Prompt
Identify all lines in the listing that include the word "this", and copy them out.

#####

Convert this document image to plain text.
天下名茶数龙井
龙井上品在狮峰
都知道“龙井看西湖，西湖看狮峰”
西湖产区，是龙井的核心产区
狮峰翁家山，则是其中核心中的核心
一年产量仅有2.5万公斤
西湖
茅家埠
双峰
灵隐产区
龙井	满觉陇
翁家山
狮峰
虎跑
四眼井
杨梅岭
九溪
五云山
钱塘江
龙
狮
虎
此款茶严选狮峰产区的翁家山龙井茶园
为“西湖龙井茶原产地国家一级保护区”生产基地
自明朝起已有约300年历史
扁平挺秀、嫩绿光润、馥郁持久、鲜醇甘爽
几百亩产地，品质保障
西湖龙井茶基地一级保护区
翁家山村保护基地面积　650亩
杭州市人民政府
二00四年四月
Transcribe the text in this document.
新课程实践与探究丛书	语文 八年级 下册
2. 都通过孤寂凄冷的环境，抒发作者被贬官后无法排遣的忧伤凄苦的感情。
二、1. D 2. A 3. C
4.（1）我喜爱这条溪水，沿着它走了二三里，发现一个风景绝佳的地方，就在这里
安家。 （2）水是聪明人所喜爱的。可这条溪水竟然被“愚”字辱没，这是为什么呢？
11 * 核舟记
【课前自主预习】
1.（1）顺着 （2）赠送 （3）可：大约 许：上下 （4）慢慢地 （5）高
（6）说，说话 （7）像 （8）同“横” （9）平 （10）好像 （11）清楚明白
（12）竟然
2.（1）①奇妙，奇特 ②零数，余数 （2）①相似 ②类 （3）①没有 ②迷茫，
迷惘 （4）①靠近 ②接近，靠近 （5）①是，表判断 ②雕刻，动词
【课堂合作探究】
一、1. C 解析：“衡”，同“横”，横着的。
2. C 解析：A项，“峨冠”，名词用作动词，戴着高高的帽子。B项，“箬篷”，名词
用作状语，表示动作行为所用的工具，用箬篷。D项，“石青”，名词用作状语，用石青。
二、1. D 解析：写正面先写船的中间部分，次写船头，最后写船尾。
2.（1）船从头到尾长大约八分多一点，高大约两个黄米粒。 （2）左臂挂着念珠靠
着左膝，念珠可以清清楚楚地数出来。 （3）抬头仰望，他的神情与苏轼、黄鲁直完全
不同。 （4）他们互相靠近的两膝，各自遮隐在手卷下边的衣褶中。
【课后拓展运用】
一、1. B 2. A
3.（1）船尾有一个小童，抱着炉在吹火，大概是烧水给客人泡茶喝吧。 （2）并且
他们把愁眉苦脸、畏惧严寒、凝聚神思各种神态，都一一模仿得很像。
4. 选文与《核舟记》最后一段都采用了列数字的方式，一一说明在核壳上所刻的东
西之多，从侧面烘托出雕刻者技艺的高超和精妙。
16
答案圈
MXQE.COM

#####

Solution to the exercise
Convert this document image to plain text.
Transcribe the text in this document.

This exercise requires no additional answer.